- Structured figure records -
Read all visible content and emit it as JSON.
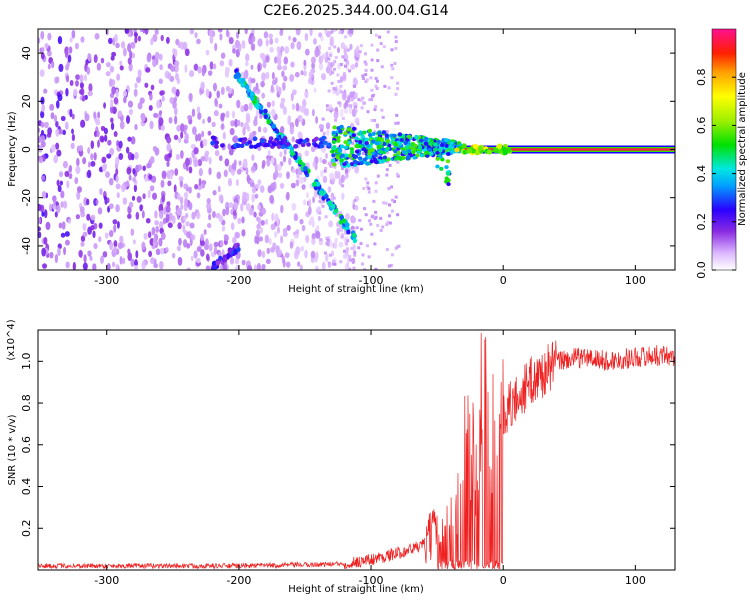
{
  "chart_data": [
    {
      "type": "heatmap",
      "title": "C2E6.2025.344.00.04.G14",
      "xlabel": "Height of straight line (km)",
      "ylabel": "Frequency (Hz)",
      "xlim": [
        -352,
        130
      ],
      "ylim": [
        -50,
        50
      ],
      "xticks": [
        -300,
        -200,
        -100,
        0,
        100
      ],
      "yticks": [
        -40,
        -20,
        0,
        20,
        40
      ],
      "colorbar": {
        "label": "Normalized spectral amplitude",
        "range": [
          0,
          1
        ],
        "ticks": [
          0.0,
          0.2,
          0.4,
          0.6,
          0.8
        ]
      },
      "features": [
        {
          "name": "wideband noise",
          "x_range": [
            -352,
            -110
          ],
          "amplitude": 0.15
        },
        {
          "name": "descending streak",
          "from": [
            -203,
            32
          ],
          "to": [
            -112,
            -37
          ],
          "amplitude": 0.35
        },
        {
          "name": "ascending streak",
          "from": [
            -222,
            -50
          ],
          "to": [
            -200,
            -40
          ],
          "amplitude": 0.2
        },
        {
          "name": "low-frequency band",
          "x_range": [
            -220,
            -130
          ],
          "frequency": 3,
          "amplitude": 0.2
        },
        {
          "name": "converging signal",
          "x_range": [
            -130,
            -30
          ],
          "frequency_range": [
            -15,
            8
          ],
          "amplitude": 0.4
        },
        {
          "name": "carrier line",
          "x_range": [
            -30,
            130
          ],
          "frequency": 0,
          "amplitude": 0.95
        }
      ]
    },
    {
      "type": "line",
      "xlabel": "Height of straight line (km)",
      "ylabel": "SNR (10 * v/v)",
      "y_scale_label": "(x10^4)",
      "xlim": [
        -352,
        130
      ],
      "ylim": [
        0,
        1.15
      ],
      "xticks": [
        -300,
        -200,
        -100,
        0,
        100
      ],
      "yticks": [
        0.2,
        0.4,
        0.6,
        0.8,
        1.0
      ],
      "color": "#ee2020",
      "series": [
        {
          "name": "SNR",
          "x": [
            -352,
            -300,
            -250,
            -200,
            -150,
            -120,
            -100,
            -80,
            -60,
            -50,
            -40,
            -35,
            -30,
            -25,
            -20,
            -15,
            -10,
            -5,
            0,
            10,
            20,
            30,
            40,
            60,
            80,
            100,
            120,
            130
          ],
          "values": [
            0.02,
            0.02,
            0.02,
            0.02,
            0.025,
            0.03,
            0.05,
            0.08,
            0.12,
            0.2,
            0.3,
            0.45,
            0.55,
            0.65,
            0.45,
            0.75,
            0.62,
            0.7,
            0.75,
            0.82,
            0.9,
            0.94,
            1.0,
            1.02,
            1.0,
            1.02,
            1.03,
            1.02
          ]
        }
      ]
    }
  ]
}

- Aim of the exercise -
Restate the records above in full, word for word. Keep pictures out.

- Worked solution -
Read all visible content and emit it as JSON.
{
  "chart_data": [
    {
      "type": "heatmap",
      "title": "C2E6.2025.344.00.04.G14",
      "xlabel": "Height of straight line (km)",
      "ylabel": "Frequency (Hz)",
      "xlim": [
        -352,
        130
      ],
      "ylim": [
        -50,
        50
      ],
      "xticks": [
        -300,
        -200,
        -100,
        0,
        100
      ],
      "yticks": [
        -40,
        -20,
        0,
        20,
        40
      ],
      "colorbar": {
        "label": "Normalized spectral amplitude",
        "range": [
          0,
          1
        ],
        "ticks": [
          0.0,
          0.2,
          0.4,
          0.6,
          0.8
        ]
      },
      "features": [
        {
          "name": "wideband noise",
          "x_range": [
            -352,
            -110
          ],
          "amplitude": 0.15
        },
        {
          "name": "descending streak",
          "from": [
            -203,
            32
          ],
          "to": [
            -112,
            -37
          ],
          "amplitude": 0.35
        },
        {
          "name": "ascending streak",
          "from": [
            -222,
            -50
          ],
          "to": [
            -200,
            -40
          ],
          "amplitude": 0.2
        },
        {
          "name": "low-frequency band",
          "x_range": [
            -220,
            -130
          ],
          "frequency": 3,
          "amplitude": 0.2
        },
        {
          "name": "converging signal",
          "x_range": [
            -130,
            -30
          ],
          "frequency_range": [
            -15,
            8
          ],
          "amplitude": 0.4
        },
        {
          "name": "carrier line",
          "x_range": [
            -30,
            130
          ],
          "frequency": 0,
          "amplitude": 0.95
        }
      ]
    },
    {
      "type": "line",
      "xlabel": "Height of straight line (km)",
      "ylabel": "SNR (10 * v/v)",
      "y_scale_label": "(x10^4)",
      "xlim": [
        -352,
        130
      ],
      "ylim": [
        0,
        1.15
      ],
      "xticks": [
        -300,
        -200,
        -100,
        0,
        100
      ],
      "yticks": [
        0.2,
        0.4,
        0.6,
        0.8,
        1.0
      ],
      "color": "#ee2020",
      "series": [
        {
          "name": "SNR",
          "x": [
            -352,
            -300,
            -250,
            -200,
            -150,
            -120,
            -100,
            -80,
            -60,
            -50,
            -40,
            -35,
            -30,
            -25,
            -20,
            -15,
            -10,
            -5,
            0,
            10,
            20,
            30,
            40,
            60,
            80,
            100,
            120,
            130
          ],
          "values": [
            0.02,
            0.02,
            0.02,
            0.02,
            0.025,
            0.03,
            0.05,
            0.08,
            0.12,
            0.2,
            0.3,
            0.45,
            0.55,
            0.65,
            0.45,
            0.75,
            0.62,
            0.7,
            0.75,
            0.82,
            0.9,
            0.94,
            1.0,
            1.02,
            1.0,
            1.02,
            1.03,
            1.02
          ]
        }
      ]
    }
  ]
}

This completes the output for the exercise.